■ Stored rows ■
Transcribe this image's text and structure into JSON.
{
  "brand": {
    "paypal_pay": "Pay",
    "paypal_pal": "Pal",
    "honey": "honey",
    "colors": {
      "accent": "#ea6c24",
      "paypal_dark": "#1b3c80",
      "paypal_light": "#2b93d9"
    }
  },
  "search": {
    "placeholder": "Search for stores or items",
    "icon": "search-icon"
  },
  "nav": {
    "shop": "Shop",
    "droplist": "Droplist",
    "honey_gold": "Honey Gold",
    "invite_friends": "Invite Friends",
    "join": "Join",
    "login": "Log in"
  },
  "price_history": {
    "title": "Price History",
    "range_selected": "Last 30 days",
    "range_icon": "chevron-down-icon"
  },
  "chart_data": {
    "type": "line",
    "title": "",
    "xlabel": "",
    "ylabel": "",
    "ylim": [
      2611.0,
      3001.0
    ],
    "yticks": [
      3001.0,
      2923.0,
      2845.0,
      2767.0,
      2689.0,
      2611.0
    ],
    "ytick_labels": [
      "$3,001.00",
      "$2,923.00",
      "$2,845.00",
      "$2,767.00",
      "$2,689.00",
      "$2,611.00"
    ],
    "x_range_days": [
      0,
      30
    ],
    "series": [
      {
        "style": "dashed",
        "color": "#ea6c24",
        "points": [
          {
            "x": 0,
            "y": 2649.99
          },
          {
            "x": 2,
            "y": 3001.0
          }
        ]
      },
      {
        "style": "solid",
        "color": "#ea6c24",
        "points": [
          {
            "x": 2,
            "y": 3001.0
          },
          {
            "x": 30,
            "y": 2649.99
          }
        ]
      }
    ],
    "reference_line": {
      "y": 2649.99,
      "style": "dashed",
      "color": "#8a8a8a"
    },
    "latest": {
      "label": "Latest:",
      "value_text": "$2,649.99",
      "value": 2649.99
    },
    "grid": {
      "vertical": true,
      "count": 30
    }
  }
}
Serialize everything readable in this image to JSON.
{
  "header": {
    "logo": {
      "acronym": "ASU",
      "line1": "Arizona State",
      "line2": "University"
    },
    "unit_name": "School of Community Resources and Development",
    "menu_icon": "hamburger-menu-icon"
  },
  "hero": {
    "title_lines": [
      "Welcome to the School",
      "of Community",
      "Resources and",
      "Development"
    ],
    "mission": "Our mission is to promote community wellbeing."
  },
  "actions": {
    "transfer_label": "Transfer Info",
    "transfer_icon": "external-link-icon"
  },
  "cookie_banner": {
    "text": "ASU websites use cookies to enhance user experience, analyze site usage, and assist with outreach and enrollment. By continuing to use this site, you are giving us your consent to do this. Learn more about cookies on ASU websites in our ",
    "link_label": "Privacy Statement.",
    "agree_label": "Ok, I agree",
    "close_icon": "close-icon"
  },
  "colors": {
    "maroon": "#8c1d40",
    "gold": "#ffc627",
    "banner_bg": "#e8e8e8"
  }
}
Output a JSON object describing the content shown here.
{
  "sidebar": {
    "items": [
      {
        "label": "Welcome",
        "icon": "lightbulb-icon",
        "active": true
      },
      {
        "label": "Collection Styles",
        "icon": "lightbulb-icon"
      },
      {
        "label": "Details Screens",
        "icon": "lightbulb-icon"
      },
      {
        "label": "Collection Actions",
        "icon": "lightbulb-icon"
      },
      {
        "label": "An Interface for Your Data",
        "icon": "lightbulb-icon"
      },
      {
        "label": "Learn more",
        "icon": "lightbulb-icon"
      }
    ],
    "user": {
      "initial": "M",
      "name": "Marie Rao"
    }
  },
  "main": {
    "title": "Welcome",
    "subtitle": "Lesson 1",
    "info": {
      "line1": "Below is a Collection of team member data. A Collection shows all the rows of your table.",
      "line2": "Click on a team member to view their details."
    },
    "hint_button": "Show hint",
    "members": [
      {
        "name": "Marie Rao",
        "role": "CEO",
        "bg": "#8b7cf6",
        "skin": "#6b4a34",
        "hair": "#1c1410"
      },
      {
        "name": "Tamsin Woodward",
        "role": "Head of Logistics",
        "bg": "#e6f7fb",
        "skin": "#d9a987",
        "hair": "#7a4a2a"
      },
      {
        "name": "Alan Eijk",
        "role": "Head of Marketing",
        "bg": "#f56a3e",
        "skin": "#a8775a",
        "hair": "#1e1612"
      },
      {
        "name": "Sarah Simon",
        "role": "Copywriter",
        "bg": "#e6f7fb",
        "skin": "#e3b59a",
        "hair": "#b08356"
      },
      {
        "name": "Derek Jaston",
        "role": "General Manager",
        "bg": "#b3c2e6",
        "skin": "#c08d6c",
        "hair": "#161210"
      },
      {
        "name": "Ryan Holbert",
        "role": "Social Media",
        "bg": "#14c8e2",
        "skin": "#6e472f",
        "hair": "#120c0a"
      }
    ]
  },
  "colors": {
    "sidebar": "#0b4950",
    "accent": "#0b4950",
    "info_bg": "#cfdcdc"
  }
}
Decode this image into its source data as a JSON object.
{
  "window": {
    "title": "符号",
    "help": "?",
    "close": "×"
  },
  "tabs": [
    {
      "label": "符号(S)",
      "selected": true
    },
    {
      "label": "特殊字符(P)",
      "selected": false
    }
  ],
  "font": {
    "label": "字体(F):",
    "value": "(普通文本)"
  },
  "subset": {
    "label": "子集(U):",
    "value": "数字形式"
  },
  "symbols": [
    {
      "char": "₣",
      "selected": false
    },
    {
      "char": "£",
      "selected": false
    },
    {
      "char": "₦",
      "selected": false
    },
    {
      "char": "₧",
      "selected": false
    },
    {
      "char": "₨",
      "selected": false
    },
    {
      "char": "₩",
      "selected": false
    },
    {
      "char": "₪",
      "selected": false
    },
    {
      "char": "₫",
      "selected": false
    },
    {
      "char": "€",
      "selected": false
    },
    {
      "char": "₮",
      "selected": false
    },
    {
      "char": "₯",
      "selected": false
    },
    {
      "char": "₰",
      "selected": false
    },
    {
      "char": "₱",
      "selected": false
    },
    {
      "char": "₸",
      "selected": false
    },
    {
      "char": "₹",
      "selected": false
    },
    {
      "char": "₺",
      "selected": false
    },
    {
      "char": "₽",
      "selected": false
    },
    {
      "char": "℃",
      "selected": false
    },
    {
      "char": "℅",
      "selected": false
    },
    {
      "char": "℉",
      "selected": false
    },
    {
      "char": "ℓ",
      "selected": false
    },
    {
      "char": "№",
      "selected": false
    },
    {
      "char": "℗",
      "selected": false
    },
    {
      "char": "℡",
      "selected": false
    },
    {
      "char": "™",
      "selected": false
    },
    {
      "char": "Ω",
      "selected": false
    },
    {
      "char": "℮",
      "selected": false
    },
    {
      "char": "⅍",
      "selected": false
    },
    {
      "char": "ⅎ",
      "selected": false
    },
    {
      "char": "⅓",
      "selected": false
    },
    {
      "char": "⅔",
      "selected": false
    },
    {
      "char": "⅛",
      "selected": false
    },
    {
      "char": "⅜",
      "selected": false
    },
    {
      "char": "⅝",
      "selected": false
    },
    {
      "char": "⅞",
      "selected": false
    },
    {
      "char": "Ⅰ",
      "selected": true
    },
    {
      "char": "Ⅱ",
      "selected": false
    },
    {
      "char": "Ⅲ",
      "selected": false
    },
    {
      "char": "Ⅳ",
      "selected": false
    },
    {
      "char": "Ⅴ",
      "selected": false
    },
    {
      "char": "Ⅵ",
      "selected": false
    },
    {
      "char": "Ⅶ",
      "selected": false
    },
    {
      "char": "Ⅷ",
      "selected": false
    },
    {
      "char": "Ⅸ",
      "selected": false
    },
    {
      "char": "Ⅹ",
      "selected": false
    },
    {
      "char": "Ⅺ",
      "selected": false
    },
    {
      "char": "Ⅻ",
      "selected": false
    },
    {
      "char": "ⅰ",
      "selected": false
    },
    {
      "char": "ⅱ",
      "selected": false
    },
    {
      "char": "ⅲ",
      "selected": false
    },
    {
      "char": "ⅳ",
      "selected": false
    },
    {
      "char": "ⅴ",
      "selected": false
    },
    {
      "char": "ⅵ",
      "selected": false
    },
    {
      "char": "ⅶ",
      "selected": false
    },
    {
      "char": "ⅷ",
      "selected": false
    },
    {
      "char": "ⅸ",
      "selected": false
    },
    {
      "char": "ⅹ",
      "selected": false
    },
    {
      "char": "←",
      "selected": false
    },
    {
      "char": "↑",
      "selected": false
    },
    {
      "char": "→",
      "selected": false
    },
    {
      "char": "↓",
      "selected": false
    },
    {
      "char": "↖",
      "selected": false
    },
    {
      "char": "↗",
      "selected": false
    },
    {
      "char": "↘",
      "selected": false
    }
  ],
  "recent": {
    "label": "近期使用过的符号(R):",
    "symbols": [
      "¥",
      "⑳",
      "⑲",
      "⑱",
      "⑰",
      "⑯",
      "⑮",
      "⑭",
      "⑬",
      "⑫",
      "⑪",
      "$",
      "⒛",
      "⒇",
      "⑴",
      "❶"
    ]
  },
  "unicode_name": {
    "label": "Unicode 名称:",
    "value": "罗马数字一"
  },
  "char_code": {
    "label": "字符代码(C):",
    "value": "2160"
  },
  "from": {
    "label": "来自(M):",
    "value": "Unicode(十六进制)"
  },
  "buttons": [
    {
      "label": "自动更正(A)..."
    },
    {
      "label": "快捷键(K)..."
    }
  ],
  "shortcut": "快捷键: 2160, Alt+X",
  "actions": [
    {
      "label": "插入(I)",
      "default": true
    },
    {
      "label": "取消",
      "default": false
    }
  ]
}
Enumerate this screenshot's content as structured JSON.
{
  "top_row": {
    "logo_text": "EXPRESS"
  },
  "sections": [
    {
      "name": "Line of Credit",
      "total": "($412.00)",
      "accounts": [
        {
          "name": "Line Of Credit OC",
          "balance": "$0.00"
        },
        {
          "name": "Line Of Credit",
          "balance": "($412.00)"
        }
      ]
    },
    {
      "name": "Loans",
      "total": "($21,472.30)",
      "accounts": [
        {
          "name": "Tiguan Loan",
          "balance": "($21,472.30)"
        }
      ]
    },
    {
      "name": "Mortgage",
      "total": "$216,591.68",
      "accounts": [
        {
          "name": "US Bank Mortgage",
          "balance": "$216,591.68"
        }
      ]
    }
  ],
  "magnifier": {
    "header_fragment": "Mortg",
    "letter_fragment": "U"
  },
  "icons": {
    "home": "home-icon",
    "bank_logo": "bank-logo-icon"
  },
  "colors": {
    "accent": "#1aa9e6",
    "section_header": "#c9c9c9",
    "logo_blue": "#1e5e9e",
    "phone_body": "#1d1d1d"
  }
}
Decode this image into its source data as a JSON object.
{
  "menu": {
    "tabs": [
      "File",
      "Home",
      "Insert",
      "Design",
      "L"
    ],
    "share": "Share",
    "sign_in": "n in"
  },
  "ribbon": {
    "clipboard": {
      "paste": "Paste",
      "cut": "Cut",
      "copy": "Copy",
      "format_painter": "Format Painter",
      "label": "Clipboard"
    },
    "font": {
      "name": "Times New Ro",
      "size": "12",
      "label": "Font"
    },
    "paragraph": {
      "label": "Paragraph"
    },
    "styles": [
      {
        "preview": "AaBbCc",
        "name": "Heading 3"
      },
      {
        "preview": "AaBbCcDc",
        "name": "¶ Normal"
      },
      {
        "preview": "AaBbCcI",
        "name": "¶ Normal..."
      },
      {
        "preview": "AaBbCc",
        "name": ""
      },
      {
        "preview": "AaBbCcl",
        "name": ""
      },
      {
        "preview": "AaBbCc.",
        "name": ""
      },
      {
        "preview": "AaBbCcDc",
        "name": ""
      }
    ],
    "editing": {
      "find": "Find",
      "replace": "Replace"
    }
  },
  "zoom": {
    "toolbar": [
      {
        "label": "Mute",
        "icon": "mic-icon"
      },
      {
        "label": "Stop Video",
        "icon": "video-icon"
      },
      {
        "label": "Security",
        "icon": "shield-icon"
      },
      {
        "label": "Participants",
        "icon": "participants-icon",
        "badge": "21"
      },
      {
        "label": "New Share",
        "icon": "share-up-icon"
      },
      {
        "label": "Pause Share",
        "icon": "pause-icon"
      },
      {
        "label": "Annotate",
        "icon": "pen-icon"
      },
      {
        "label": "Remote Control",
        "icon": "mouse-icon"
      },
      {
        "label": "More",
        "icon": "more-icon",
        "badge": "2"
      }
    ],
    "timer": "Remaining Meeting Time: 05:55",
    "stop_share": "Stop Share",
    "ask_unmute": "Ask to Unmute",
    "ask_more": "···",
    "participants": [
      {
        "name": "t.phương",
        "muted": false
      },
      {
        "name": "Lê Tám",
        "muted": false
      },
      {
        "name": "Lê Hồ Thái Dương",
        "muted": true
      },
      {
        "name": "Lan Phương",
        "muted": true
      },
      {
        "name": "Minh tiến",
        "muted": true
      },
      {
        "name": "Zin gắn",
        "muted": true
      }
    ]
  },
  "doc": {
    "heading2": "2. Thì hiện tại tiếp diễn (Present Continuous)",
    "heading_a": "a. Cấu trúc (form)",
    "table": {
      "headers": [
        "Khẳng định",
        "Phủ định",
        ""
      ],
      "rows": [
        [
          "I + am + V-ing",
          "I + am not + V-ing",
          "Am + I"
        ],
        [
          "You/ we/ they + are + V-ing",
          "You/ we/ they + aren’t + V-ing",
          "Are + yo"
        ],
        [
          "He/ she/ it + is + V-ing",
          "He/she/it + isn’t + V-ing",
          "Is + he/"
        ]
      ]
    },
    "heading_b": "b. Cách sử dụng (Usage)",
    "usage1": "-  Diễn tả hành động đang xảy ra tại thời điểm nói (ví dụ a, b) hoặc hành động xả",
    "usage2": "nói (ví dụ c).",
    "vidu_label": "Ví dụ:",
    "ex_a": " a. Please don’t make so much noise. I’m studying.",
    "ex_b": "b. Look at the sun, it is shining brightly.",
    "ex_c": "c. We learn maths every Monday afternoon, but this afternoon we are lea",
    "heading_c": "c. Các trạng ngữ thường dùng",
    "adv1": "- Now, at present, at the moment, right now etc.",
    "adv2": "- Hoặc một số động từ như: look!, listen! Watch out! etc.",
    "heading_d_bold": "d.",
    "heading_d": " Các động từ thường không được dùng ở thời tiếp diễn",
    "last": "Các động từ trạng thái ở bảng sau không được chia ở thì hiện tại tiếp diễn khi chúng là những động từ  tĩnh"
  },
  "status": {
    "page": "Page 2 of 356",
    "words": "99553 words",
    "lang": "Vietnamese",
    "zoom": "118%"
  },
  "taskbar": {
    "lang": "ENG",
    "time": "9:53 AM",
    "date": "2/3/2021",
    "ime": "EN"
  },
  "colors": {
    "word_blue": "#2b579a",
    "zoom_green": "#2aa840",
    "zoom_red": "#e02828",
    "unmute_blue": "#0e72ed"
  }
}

■ Problem ■
In the records shown above, how many lines include the word "thường"? Answer with the number only.

■ Solution for this task ■
2